**SHORT PROBLEM**. Can you quote the records below in full, word for word?

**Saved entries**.
+ + + +
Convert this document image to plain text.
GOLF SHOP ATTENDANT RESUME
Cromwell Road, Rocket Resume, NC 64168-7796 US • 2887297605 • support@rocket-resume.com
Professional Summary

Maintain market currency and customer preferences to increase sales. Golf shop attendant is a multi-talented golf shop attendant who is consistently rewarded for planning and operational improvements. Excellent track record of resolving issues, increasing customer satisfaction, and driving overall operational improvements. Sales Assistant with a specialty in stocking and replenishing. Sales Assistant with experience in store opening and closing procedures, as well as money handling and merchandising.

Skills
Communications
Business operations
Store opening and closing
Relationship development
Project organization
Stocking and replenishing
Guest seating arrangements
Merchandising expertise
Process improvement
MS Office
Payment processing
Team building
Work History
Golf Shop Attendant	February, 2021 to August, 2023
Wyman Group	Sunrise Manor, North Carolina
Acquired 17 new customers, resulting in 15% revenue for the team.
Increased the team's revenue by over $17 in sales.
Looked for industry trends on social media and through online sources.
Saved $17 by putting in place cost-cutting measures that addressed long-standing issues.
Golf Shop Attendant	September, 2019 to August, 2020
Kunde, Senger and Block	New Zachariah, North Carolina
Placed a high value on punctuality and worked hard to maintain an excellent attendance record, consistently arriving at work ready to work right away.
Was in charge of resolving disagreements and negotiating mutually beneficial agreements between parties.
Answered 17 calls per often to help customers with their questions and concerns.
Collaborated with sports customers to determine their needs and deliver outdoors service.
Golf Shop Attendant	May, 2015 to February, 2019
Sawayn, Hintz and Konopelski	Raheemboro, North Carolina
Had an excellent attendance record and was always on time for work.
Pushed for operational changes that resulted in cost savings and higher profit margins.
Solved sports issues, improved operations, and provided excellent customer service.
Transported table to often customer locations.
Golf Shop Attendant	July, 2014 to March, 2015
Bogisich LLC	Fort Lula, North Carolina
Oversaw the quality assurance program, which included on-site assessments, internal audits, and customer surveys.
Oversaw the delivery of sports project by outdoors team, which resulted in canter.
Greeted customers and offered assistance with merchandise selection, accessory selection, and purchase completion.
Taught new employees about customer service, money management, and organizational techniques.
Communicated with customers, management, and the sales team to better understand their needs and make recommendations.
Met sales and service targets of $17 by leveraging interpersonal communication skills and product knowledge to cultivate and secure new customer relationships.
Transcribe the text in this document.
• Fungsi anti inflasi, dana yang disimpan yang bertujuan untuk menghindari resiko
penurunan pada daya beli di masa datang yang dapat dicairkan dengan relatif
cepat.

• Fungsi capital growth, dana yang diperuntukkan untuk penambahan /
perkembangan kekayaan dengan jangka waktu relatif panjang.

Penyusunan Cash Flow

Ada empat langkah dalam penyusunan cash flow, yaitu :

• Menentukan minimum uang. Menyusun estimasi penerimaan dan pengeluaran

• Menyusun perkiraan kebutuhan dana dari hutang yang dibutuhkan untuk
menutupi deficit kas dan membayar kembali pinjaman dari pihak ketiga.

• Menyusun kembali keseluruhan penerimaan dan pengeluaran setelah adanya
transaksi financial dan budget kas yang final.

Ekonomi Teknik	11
+ + + +
**SOLUTION FOR THIS PROBLEM**.
Convert this document image to plain text.
GOLF SHOP ATTENDANT RESUME
Cromwell Road, Rocket Resume, NC 64168-7796 US • 2887297605 • support@rocket-resume.com
Professional Summary

Maintain market currency and customer preferences to increase sales. Golf shop attendant is a multi-talented golf shop attendant who is consistently rewarded for planning and operational improvements. Excellent track record of resolving issues, increasing customer satisfaction, and driving overall operational improvements. Sales Assistant with a specialty in stocking and replenishing. Sales Assistant with experience in store opening and closing procedures, as well as money handling and merchandising.

Skills
Communications
Business operations
Store opening and closing
Relationship development
Project organization
Stocking and replenishing
Guest seating arrangements
Merchandising expertise
Process improvement
MS Office
Payment processing
Team building
Work History
Golf Shop Attendant	February, 2021 to August, 2023
Wyman Group	Sunrise Manor, North Carolina
Acquired 17 new customers, resulting in 15% revenue for the team.
Increased the team's revenue by over $17 in sales.
Looked for industry trends on social media and through online sources.
Saved $17 by putting in place cost-cutting measures that addressed long-standing issues.
Golf Shop Attendant	September, 2019 to August, 2020
Kunde, Senger and Block	New Zachariah, North Carolina
Placed a high value on punctuality and worked hard to maintain an excellent attendance record, consistently arriving at work ready to work right away.
Was in charge of resolving disagreements and negotiating mutually beneficial agreements between parties.
Answered 17 calls per often to help customers with their questions and concerns.
Collaborated with sports customers to determine their needs and deliver outdoors service.
Golf Shop Attendant	May, 2015 to February, 2019
Sawayn, Hintz and Konopelski	Raheemboro, North Carolina
Had an excellent attendance record and was always on time for work.
Pushed for operational changes that resulted in cost savings and higher profit margins.
Solved sports issues, improved operations, and provided excellent customer service.
Transported table to often customer locations.
Golf Shop Attendant	July, 2014 to March, 2015
Bogisich LLC	Fort Lula, North Carolina
Oversaw the quality assurance program, which included on-site assessments, internal audits, and customer surveys.
Oversaw the delivery of sports project by outdoors team, which resulted in canter.
Greeted customers and offered assistance with merchandise selection, accessory selection, and purchase completion.
Taught new employees about customer service, money management, and organizational techniques.
Communicated with customers, management, and the sales team to better understand their needs and make recommendations.
Met sales and service targets of $17 by leveraging interpersonal communication skills and product knowledge to cultivate and secure new customer relationships.
Transcribe the text in this document.
• Fungsi anti inflasi, dana yang disimpan yang bertujuan untuk menghindari resiko
penurunan pada daya beli di masa datang yang dapat dicairkan dengan relatif
cepat.

• Fungsi capital growth, dana yang diperuntukkan untuk penambahan /
perkembangan kekayaan dengan jangka waktu relatif panjang.

Penyusunan Cash Flow

Ada empat langkah dalam penyusunan cash flow, yaitu :

• Menentukan minimum uang. Menyusun estimasi penerimaan dan pengeluaran

• Menyusun perkiraan kebutuhan dana dari hutang yang dibutuhkan untuk
menutupi deficit kas dan membayar kembali pinjaman dari pihak ketiga.

• Menyusun kembali keseluruhan penerimaan dan pengeluaran setelah adanya
transaksi financial dan budget kas yang final.

Ekonomi Teknik	11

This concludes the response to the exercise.